═════ EXERCISE MATERIAL ═════

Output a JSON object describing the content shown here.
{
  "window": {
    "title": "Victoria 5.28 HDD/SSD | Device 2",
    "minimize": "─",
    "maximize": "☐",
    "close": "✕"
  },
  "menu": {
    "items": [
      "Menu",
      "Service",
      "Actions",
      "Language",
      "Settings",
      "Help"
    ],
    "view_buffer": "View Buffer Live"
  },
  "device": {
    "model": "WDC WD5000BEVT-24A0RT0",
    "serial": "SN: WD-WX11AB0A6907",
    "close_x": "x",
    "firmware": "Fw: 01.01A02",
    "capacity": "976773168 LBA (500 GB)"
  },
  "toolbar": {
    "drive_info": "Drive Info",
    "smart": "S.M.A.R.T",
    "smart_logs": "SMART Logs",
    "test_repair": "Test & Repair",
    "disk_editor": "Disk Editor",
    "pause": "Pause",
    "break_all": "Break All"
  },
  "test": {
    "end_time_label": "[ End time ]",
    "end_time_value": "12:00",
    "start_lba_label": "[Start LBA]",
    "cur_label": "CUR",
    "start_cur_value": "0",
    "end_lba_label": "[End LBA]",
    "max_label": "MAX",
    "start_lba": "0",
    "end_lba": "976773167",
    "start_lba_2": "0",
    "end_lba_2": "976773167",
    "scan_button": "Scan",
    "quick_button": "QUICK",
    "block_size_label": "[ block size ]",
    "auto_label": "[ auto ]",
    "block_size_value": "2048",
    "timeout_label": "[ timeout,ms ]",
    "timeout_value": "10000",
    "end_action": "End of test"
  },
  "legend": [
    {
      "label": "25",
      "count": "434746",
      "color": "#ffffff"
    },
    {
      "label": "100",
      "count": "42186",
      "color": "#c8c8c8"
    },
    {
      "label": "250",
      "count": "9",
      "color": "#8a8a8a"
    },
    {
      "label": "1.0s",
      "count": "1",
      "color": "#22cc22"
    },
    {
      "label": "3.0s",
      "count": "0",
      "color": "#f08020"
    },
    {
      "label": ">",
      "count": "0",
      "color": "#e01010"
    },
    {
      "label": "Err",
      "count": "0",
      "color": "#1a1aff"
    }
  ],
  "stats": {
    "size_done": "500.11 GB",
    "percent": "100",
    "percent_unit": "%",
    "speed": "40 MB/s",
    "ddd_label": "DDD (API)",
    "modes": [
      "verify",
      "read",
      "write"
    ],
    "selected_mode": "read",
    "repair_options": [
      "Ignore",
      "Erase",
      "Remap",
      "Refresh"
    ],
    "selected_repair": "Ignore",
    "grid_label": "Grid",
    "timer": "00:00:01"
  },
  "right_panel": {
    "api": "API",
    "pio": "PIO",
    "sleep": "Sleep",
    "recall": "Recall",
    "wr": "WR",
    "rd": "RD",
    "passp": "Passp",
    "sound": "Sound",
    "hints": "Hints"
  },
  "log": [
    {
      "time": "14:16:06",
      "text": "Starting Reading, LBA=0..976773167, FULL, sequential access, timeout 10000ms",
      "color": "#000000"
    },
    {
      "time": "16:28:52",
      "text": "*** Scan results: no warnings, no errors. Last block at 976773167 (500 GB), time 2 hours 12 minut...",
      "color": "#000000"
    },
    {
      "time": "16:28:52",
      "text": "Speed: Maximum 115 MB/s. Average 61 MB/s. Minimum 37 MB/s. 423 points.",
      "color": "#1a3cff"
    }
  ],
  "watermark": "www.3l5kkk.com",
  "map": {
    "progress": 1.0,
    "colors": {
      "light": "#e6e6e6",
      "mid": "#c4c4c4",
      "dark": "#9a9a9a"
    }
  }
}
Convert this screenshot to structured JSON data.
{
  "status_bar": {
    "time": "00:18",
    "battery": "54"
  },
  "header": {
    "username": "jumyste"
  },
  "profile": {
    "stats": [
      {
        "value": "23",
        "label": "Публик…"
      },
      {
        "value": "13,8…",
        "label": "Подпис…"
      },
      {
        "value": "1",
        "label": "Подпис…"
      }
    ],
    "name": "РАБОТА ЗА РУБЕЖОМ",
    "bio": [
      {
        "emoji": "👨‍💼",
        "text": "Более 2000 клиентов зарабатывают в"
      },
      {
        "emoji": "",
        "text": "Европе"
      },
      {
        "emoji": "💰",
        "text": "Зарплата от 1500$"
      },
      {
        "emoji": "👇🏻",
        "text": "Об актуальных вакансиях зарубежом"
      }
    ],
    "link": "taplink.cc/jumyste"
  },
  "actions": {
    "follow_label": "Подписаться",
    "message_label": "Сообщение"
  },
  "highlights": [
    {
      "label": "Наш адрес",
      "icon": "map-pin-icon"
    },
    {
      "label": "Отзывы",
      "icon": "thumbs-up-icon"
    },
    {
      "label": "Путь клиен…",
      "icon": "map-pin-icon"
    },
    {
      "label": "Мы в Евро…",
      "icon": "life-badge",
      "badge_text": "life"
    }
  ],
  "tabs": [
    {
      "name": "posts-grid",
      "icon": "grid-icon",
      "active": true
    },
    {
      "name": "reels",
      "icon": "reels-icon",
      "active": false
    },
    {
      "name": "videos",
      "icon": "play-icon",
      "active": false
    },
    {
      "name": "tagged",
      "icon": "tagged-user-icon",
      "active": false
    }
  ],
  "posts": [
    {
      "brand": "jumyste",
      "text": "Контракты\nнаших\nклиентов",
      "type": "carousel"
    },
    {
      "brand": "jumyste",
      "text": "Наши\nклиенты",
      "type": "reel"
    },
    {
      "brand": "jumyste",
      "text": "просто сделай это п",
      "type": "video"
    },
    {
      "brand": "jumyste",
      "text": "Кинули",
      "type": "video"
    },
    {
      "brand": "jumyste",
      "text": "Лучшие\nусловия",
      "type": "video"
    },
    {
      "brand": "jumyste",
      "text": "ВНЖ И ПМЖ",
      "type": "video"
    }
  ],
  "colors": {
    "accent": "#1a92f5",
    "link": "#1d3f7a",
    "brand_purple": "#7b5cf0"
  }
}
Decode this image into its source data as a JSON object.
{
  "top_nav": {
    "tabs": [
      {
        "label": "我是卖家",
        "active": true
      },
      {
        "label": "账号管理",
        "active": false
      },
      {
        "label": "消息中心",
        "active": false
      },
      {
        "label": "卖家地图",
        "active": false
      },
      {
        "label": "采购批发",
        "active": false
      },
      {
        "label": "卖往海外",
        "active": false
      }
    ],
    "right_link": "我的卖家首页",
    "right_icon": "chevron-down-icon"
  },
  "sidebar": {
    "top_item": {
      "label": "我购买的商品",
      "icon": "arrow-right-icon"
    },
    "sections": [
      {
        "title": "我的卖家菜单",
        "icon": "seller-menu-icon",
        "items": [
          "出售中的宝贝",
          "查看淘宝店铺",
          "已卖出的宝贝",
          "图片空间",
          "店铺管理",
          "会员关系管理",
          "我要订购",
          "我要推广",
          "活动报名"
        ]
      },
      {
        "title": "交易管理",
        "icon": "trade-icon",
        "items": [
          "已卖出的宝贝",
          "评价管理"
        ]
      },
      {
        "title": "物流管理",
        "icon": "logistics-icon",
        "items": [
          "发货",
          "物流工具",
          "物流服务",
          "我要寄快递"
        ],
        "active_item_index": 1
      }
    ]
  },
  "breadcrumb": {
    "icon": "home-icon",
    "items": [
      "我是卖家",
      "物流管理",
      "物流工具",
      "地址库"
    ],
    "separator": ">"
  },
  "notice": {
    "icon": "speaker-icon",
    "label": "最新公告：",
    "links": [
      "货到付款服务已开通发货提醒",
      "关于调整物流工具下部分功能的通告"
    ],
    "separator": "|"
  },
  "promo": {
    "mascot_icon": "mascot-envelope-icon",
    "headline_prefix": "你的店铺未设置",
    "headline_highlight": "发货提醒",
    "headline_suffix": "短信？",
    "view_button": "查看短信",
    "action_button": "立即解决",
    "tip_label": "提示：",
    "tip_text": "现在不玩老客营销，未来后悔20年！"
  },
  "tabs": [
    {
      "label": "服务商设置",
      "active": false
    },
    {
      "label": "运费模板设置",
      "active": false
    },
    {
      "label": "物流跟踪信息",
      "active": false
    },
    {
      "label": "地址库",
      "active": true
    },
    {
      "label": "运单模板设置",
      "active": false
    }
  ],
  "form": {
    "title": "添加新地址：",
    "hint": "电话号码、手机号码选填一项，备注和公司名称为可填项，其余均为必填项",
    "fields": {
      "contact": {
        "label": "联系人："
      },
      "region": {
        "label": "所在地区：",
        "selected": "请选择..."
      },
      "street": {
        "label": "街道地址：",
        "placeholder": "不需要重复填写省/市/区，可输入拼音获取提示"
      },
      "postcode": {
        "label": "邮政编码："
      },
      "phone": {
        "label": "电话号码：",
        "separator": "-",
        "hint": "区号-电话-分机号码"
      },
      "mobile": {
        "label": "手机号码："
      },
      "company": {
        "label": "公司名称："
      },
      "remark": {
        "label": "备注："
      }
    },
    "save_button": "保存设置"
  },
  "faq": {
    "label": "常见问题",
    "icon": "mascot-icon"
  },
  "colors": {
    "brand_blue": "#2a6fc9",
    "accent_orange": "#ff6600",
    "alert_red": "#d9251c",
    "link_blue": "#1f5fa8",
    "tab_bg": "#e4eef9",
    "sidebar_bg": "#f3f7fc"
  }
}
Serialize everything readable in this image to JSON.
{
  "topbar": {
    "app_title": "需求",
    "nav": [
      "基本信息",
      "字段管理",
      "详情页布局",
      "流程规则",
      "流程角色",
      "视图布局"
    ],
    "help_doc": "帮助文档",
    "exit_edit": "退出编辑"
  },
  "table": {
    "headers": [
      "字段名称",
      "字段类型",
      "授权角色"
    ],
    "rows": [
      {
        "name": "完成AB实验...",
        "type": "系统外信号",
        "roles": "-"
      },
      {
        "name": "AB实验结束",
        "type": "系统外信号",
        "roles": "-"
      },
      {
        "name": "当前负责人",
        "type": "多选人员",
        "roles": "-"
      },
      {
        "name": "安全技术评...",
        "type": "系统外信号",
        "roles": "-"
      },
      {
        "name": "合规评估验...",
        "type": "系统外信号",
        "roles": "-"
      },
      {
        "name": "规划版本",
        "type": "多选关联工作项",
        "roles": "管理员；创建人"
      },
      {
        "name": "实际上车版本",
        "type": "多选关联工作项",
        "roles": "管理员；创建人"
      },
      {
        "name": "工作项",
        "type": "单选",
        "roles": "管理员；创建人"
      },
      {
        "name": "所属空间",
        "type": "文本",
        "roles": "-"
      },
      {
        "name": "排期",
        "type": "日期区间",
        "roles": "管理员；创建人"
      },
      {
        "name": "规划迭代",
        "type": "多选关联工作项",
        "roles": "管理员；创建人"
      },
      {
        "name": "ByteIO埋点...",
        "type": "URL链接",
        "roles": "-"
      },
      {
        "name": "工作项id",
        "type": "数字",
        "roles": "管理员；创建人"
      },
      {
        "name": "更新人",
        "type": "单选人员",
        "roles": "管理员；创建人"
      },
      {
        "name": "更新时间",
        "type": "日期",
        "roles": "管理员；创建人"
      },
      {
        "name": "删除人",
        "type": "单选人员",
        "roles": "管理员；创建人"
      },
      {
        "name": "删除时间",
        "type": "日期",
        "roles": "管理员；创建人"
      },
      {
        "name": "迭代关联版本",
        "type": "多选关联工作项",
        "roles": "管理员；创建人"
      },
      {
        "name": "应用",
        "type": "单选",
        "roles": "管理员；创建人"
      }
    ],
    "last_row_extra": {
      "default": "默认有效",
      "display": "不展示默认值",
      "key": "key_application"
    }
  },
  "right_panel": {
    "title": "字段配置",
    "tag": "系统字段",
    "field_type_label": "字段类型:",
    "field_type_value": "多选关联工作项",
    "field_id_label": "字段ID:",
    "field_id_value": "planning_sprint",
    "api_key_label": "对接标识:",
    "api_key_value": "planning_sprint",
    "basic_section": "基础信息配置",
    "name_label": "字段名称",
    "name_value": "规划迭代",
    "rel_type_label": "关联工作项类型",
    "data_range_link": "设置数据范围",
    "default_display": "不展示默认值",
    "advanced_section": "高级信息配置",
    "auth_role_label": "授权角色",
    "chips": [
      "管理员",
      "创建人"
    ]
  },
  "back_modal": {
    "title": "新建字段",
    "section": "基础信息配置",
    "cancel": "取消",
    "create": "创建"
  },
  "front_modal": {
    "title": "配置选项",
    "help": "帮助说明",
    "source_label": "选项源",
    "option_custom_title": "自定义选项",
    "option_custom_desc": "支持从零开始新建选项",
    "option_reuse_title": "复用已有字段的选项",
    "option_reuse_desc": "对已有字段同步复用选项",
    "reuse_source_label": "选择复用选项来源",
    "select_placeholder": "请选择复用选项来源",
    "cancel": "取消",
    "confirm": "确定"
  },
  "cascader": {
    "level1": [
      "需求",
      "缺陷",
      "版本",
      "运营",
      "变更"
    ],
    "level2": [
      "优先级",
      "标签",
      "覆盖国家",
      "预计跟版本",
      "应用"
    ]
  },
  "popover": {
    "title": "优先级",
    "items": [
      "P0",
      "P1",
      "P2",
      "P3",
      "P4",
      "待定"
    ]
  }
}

═════

Show every line where the string "电话号码" appears.

    "hint": "电话号码、手机号码选填一项，备注和公司名称为可填项，其余均为必填项",
        "label": "电话号码：",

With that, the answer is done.